=== Problems to work on ===
**A.** According to the design notes on the tracking library, how long does the stop token flag last?
**B.** Using the design notes on the tracking library, explain why geofencing functions throw an error when the native module is unavailable, unlike the other public functions.
**C.** Continue the design notes on the tracking library from where they stop.

Codegen does not support TypeScript enums. Rather than exposing raw strings in the public API, the library maintains proper TypeScript enums (LocationAccuracy, NotificationPriority) and converts them to strings in src/index.tsx before they cross the bridge via toTrackingOptionsSpec(). This keeps the public API type-safe while satisfying Codegen constraints.

JSON Serialization for Complex Objects

Codegen does not support typed object arrays. Geofence regions, notification actions, and notification options are serialized to JSON strings in TypeScript and deserialized on the native side. This pattern keeps the spec interface simple while supporting arbitrarily complex data structures.

Named Exports Only

The library exports individual named functions and hooks rather than a monolithic class or default export. This enables tree-shaking, improves discoverability in IDE autocompletion, and avoids the fragile singleton pattern.

Graceful Degradation

Every public function checks for native module availability before calling into native code. When the module is unavailable (simulators, misconfigured builds), functions log a warning and return sensible fallback values instead of crashing. Geofencing functions throw explicitly since silent degradation would be misleading for geofence registration.

Stop Token Mechanism

A SharedPreferences/UserDefaults flag with a 60-second TTL prevents the recovery system from restarting tracking after an explicit stopTracking() call. The token is checked at multiple points in the recovery pipeline to eliminate race conditions between stop and recovery.

[Structured page parsing data]
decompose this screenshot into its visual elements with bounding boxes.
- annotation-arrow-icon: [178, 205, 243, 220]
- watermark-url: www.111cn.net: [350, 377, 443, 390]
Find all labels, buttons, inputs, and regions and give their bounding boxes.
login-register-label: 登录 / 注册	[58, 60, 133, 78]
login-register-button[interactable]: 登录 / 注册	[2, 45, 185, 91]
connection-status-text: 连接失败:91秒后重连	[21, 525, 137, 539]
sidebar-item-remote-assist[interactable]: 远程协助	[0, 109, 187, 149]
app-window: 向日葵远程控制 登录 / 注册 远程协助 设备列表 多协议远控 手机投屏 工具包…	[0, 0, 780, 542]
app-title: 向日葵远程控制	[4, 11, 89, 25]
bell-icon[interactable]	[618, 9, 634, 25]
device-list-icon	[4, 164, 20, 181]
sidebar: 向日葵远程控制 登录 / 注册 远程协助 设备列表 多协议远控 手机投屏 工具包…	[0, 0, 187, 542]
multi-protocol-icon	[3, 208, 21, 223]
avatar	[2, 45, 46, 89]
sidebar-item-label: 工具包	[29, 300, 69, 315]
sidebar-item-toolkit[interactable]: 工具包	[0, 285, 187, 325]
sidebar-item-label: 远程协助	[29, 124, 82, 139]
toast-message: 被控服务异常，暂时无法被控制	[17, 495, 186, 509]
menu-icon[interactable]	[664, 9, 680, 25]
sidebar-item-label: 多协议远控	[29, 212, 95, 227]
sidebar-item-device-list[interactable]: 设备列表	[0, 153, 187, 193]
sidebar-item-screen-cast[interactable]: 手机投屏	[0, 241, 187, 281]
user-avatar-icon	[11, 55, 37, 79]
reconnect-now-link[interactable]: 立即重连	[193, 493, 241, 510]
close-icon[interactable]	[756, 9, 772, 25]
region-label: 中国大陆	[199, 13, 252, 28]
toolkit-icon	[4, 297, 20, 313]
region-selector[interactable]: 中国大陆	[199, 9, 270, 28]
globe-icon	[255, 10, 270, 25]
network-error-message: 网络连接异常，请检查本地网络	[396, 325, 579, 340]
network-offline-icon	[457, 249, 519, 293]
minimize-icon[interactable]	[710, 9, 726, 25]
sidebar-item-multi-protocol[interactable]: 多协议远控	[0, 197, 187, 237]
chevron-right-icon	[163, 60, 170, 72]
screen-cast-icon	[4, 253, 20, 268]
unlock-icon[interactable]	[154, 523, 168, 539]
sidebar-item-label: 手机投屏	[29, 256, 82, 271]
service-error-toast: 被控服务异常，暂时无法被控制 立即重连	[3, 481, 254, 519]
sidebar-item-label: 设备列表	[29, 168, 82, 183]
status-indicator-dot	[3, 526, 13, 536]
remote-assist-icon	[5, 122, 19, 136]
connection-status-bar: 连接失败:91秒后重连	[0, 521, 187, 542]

=== Results for the exercise ===
**A.** It has a 60-second TTL.

**B.** The other functions log a warning and return fallback values. Geofencing functions throw explicitly because silent degradation would be misleading for geofence registration.

**C.**
Restart Loop Detection (Android)

A counter in SharedPreferences tracks service restarts within a 1-hour window. If the count exceeds 5, the service refuses to start and clears tracking state. This prevents infinite crash-restart loops from draining battery or producing system ANRs.

Batched Database Writes

Both platforms buffer location writes and flush in batches (up to 10 items, or every 5 seconds). This reduces I/O overhead during high-frequency GPS updates. A forceFlush() call guarantees consistency before any read operation.

Technology Stack

ComponentTechnologyRationale
JS/TS layerTypeScript, ReactType safety, hook-based API
BridgeTurboModule + CodegenType-safe contract, lazy init, New Architecture
Android moduleKotlinCoroutines, null safety, Android-first language
Android persistenceRoom (SQLite)Type-safe queries, reactive flows, schema versioning
Android concurrencyCoroutines (SupervisorJob + Dispatchers.Main)Structured concurrency, cancellation support
Android backgroundForeground Service + WorkManagerReliable background execution, OS compliance
Android locationGoogle Play Services (FusedLocationProvider)Battery-efficient, fused sensor data
Android fallbackAndroid LocationManagerDevices without Google Play Services
iOS moduleSwift + Objective-C++ bridgeModern Swift with TurboModule bridge compatibility
iOS persistenceCore Data (SQLite)Apple-native, thread-safe, schema migration
iOS locationCLLocationManagerOnly official iOS location API
iOS recoverySignificant location monitoringSystem-managed, low-power app relaunch
Build systemreact-native-builder-bobCommonJS + ESM + TypeScript declarations
MonorepoYarn 3.6.1 + TurborepoWorkspace management, parallel builds

Cross-Cutting Concerns

Event System

Both platforms emit the same four event types to JavaScript:

EventDescription
onLocationUpdateNew location coordinate received
onLocationErrorFatal error (permission revoked, provider error)
onLocationWarningNon-fatal warning (service timeout, task removed, GPS lost)
onNotificationActionNotification action button pressed

The event names and payload shapes are identical on both platforms, providing a unified API surface for hooks like useLocationUpdates and useGeofenceEvents.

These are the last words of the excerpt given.